Exercise - Could you output the rows as a Markdown table with columns n and Line, starting at the first row and ending at the row containing "383, 369, 423]", both included, with any blank lines omitted?

Extracted material -
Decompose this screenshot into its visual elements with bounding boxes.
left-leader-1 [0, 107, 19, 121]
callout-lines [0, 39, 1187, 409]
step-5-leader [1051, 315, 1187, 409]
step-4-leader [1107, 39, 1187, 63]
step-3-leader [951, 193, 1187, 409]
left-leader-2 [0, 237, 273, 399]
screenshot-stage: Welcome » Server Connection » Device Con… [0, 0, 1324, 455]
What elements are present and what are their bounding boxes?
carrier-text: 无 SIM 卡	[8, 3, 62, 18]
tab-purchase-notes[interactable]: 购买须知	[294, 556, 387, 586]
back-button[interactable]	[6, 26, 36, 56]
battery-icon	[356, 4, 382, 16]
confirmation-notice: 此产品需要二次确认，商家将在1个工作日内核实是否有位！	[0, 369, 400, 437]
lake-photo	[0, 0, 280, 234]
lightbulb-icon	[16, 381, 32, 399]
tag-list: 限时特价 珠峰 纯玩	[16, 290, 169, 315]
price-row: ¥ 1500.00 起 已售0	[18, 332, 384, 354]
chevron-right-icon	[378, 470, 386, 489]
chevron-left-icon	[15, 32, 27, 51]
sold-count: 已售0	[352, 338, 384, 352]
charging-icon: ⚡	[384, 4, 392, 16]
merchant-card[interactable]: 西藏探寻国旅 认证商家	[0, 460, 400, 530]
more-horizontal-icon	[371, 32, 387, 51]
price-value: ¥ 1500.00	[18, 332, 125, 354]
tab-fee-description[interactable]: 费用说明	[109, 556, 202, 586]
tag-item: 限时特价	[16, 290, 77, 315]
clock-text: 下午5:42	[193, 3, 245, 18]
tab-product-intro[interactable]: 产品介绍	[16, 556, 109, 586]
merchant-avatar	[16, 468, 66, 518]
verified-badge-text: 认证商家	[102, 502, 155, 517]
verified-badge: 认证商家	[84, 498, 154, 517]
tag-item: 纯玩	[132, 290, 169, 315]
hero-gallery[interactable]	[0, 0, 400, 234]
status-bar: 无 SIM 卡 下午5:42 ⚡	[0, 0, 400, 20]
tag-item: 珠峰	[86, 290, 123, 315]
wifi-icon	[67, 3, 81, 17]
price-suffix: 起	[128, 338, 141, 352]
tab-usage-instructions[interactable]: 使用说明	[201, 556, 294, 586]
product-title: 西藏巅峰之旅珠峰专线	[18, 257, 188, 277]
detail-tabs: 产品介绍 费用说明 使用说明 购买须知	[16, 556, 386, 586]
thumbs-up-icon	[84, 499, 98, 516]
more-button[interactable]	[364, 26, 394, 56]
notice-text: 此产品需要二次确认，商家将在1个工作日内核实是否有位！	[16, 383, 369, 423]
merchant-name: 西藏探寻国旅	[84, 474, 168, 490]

Solved problem -
| n | Line |
|---|---|
| 1 | Decompose this screenshot into its visual elements with bounding boxes. |
| 2 | left-leader-1 [0, 107, 19, 121] |
| 3 | callout-lines [0, 39, 1187, 409] |
| 4 | step-5-leader [1051, 315, 1187, 409] |
| 5 | step-4-leader [1107, 39, 1187, 63] |
| 6 | step-3-leader [951, 193, 1187, 409] |
| 7 | left-leader-2 [0, 237, 273, 399] |
| 8 | screenshot-stage: Welcome » Server Connection » Device Con… [0, 0, 1324, 455] |
| 9 | What elements are present and what are their bounding boxes? |
| 10 | carrier-text: 无 SIM 卡	[8, 3, 62, 18] |
| 11 | tab-purchase-notes[interactable]: 购买须知	[294, 556, 387, 586] |
| 12 | back-button[interactable]	[6, 26, 36, 56] |
| 13 | battery-icon	[356, 4, 382, 16] |
| 14 | confirmation-notice: 此产品需要二次确认，商家将在1个工作日内核实是否有位！	[0, 369, 400, 437] |
| 15 | lake-photo	[0, 0, 280, 234] |
| 16 | lightbulb-icon	[16, 381, 32, 399] |
| 17 | tag-list: 限时特价 珠峰 纯玩	[16, 290, 169, 315] |
| 18 | price-row: ¥ 1500.00 起 已售0	[18, 332, 384, 354] |
| 19 | chevron-right-icon	[378, 470, 386, 489] |
| 20 | chevron-left-icon	[15, 32, 27, 51] |
| 21 | sold-count: 已售0	[352, 338, 384, 352] |
| 22 | charging-icon: ⚡	[384, 4, 392, 16] |
| 23 | merchant-card[interactable]: 西藏探寻国旅 认证商家	[0, 460, 400, 530] |
| 24 | more-horizontal-icon	[371, 32, 387, 51] |
| 25 | price-value: ¥ 1500.00	[18, 332, 125, 354] |
| 26 | tab-fee-description[interactable]: 费用说明	[109, 556, 202, 586] |
| 27 | tag-item: 限时特价	[16, 290, 77, 315] |
| 28 | clock-text: 下午5:42	[193, 3, 245, 18] |
| 29 | tab-product-intro[interactable]: 产品介绍	[16, 556, 109, 586] |
| 30 | merchant-avatar	[16, 468, 66, 518] |
| 31 | verified-badge-text: 认证商家	[102, 502, 155, 517] |
| 32 | verified-badge: 认证商家	[84, 498, 154, 517] |
| 33 | tag-item: 纯玩	[132, 290, 169, 315] |
| 34 | hero-gallery[interactable]	[0, 0, 400, 234] |
| 35 | status-bar: 无 SIM 卡 下午5:42 ⚡	[0, 0, 400, 20] |
| 36 | tag-item: 珠峰	[86, 290, 123, 315] |
| 37 | wifi-icon	[67, 3, 81, 17] |
| 38 | price-suffix: 起	[128, 338, 141, 352] |
| 39 | tab-usage-instructions[interactable]: 使用说明	[201, 556, 294, 586] |
| 40 | product-title: 西藏巅峰之旅珠峰专线	[18, 257, 188, 277] |
| 41 | detail-tabs: 产品介绍 费用说明 使用说明 购买须知	[16, 556, 386, 586] |
| 42 | thumbs-up-icon	[84, 499, 98, 516] |
| 43 | more-button[interactable]	[364, 26, 394, 56] |
| 44 | notice-text: 此产品需要二次确认，商家将在1个工作日内核实是否有位！	[16, 383, 369, 423] |